[Aim]: Restate the records below word for word, and omit the images they hold.

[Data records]
----

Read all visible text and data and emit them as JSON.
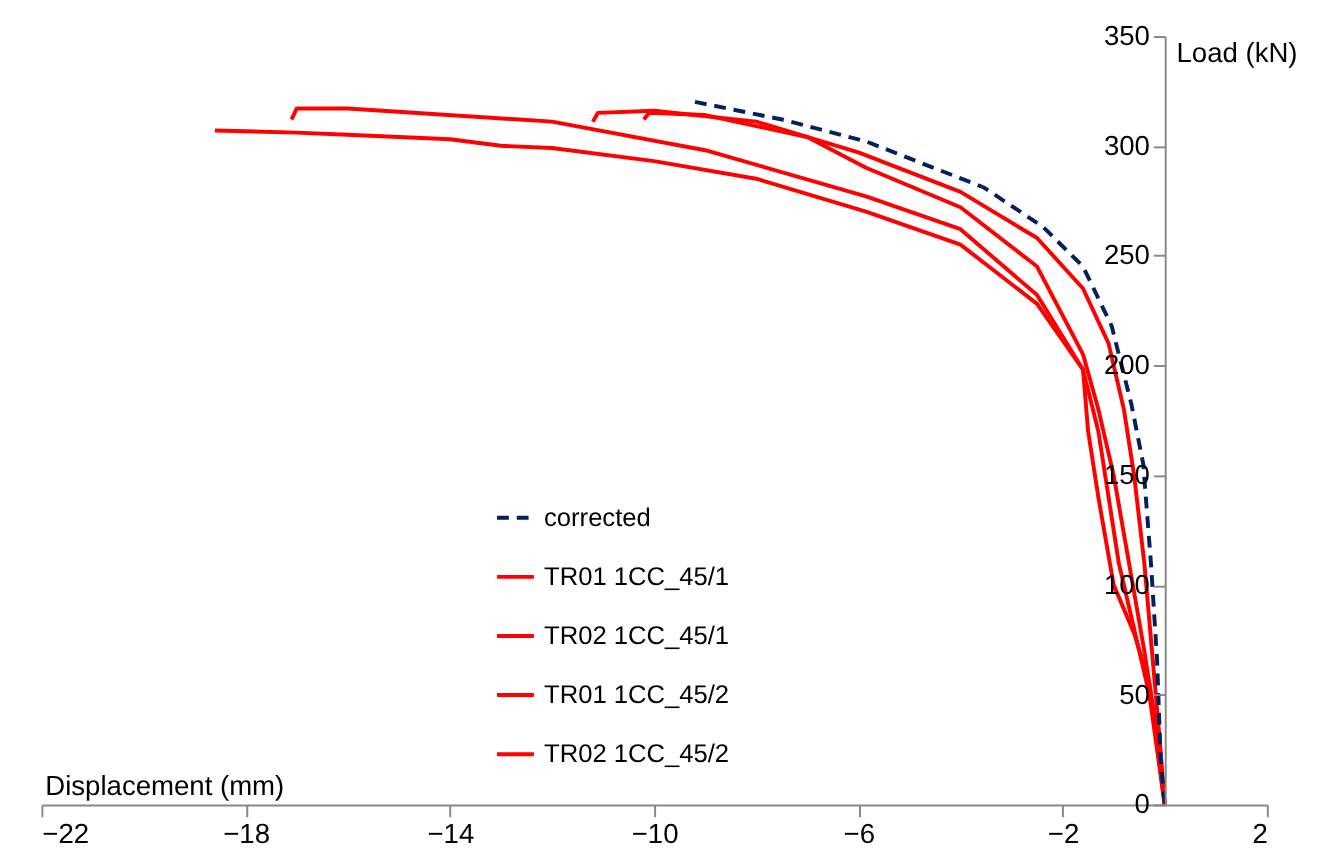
{
  "chart_data": {
    "type": "line",
    "xlabel": "Displacement (mm)",
    "ylabel": "Load (kN)",
    "xlim": [
      -22,
      2
    ],
    "xticks": [
      -22,
      -18,
      -14,
      -10,
      -6,
      -2,
      2
    ],
    "ylim": [
      0,
      350
    ],
    "yticks": [
      0,
      50,
      100,
      150,
      200,
      250,
      300,
      350
    ],
    "grid": false,
    "legend": "bottom left",
    "marker": "none",
    "series": [
      {
        "name": "corrected",
        "color": "#002060",
        "line_style": "dashed",
        "x": [
          -9.2,
          -7.5,
          -5.85,
          -3.54,
          -2.38,
          -1.6,
          -1.04,
          -0.65,
          -0.42,
          -0.27,
          -0.15,
          -0.08,
          0
        ],
        "values": [
          320,
          312,
          302,
          281,
          263,
          245,
          218,
          182,
          155,
          110,
          66,
          21,
          0
        ]
      },
      {
        "name": "TR01 1CC_45/1",
        "color": "#ff0000",
        "line_style": "solid",
        "x": [
          -11.2,
          -11.1,
          -10,
          -8,
          -6,
          -4,
          -2.5,
          -1.6,
          -1.1,
          -0.8,
          -0.6,
          -0.4,
          -0.25,
          -0.1,
          0
        ],
        "values": [
          311,
          315,
          316,
          311,
          297,
          279,
          258,
          235,
          210,
          180,
          150,
          110,
          70,
          30,
          0
        ]
      },
      {
        "name": "TR02 1CC_45/1",
        "color": "#ff0000",
        "line_style": "solid",
        "x": [
          -10.2,
          -10.1,
          -9,
          -7,
          -5.85,
          -4,
          -2.5,
          -1.6,
          -1.3,
          -1,
          -0.7,
          -0.4,
          -0.2,
          0
        ],
        "values": [
          312,
          315,
          314,
          304,
          290,
          272,
          245,
          205,
          180,
          150,
          110,
          70,
          40,
          0
        ]
      },
      {
        "name": "TR01 1CC_45/2",
        "color": "#ff0000",
        "line_style": "solid",
        "x": [
          -17.1,
          -17,
          -16,
          -12,
          -9,
          -5.85,
          -4,
          -2.5,
          -1.6,
          -1.3,
          -1.1,
          -0.9,
          -0.6,
          -0.3,
          0
        ],
        "values": [
          312,
          317,
          317,
          311,
          298,
          277,
          262,
          232,
          198,
          170,
          140,
          110,
          80,
          50,
          0
        ]
      },
      {
        "name": "TR02 1CC_45/2",
        "color": "#ff0000",
        "line_style": "solid",
        "x": [
          -18.6,
          -17,
          -16,
          -14,
          -13,
          -12,
          -10,
          -8,
          -5.85,
          -4,
          -2.5,
          -1.6,
          -1.5,
          -1.3,
          -1,
          -0.6,
          -0.3,
          0
        ],
        "values": [
          307,
          306,
          305,
          303,
          300,
          299,
          293,
          285,
          270,
          255,
          228,
          198,
          170,
          140,
          100,
          78,
          55,
          0
        ]
      }
    ]
  }
}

----

[Answer to the task]:
Read all visible text and data and emit them as JSON.
{
  "chart_data": {
    "type": "line",
    "xlabel": "Displacement (mm)",
    "ylabel": "Load (kN)",
    "xlim": [
      -22,
      2
    ],
    "xticks": [
      -22,
      -18,
      -14,
      -10,
      -6,
      -2,
      2
    ],
    "ylim": [
      0,
      350
    ],
    "yticks": [
      0,
      50,
      100,
      150,
      200,
      250,
      300,
      350
    ],
    "grid": false,
    "legend": "bottom left",
    "marker": "none",
    "series": [
      {
        "name": "corrected",
        "color": "#002060",
        "line_style": "dashed",
        "x": [
          -9.2,
          -7.5,
          -5.85,
          -3.54,
          -2.38,
          -1.6,
          -1.04,
          -0.65,
          -0.42,
          -0.27,
          -0.15,
          -0.08,
          0
        ],
        "values": [
          320,
          312,
          302,
          281,
          263,
          245,
          218,
          182,
          155,
          110,
          66,
          21,
          0
        ]
      },
      {
        "name": "TR01 1CC_45/1",
        "color": "#ff0000",
        "line_style": "solid",
        "x": [
          -11.2,
          -11.1,
          -10,
          -8,
          -6,
          -4,
          -2.5,
          -1.6,
          -1.1,
          -0.8,
          -0.6,
          -0.4,
          -0.25,
          -0.1,
          0
        ],
        "values": [
          311,
          315,
          316,
          311,
          297,
          279,
          258,
          235,
          210,
          180,
          150,
          110,
          70,
          30,
          0
        ]
      },
      {
        "name": "TR02 1CC_45/1",
        "color": "#ff0000",
        "line_style": "solid",
        "x": [
          -10.2,
          -10.1,
          -9,
          -7,
          -5.85,
          -4,
          -2.5,
          -1.6,
          -1.3,
          -1,
          -0.7,
          -0.4,
          -0.2,
          0
        ],
        "values": [
          312,
          315,
          314,
          304,
          290,
          272,
          245,
          205,
          180,
          150,
          110,
          70,
          40,
          0
        ]
      },
      {
        "name": "TR01 1CC_45/2",
        "color": "#ff0000",
        "line_style": "solid",
        "x": [
          -17.1,
          -17,
          -16,
          -12,
          -9,
          -5.85,
          -4,
          -2.5,
          -1.6,
          -1.3,
          -1.1,
          -0.9,
          -0.6,
          -0.3,
          0
        ],
        "values": [
          312,
          317,
          317,
          311,
          298,
          277,
          262,
          232,
          198,
          170,
          140,
          110,
          80,
          50,
          0
        ]
      },
      {
        "name": "TR02 1CC_45/2",
        "color": "#ff0000",
        "line_style": "solid",
        "x": [
          -18.6,
          -17,
          -16,
          -14,
          -13,
          -12,
          -10,
          -8,
          -5.85,
          -4,
          -2.5,
          -1.6,
          -1.5,
          -1.3,
          -1,
          -0.6,
          -0.3,
          0
        ],
        "values": [
          307,
          306,
          305,
          303,
          300,
          299,
          293,
          285,
          270,
          255,
          228,
          198,
          170,
          140,
          100,
          78,
          55,
          0
        ]
      }
    ]
  }
}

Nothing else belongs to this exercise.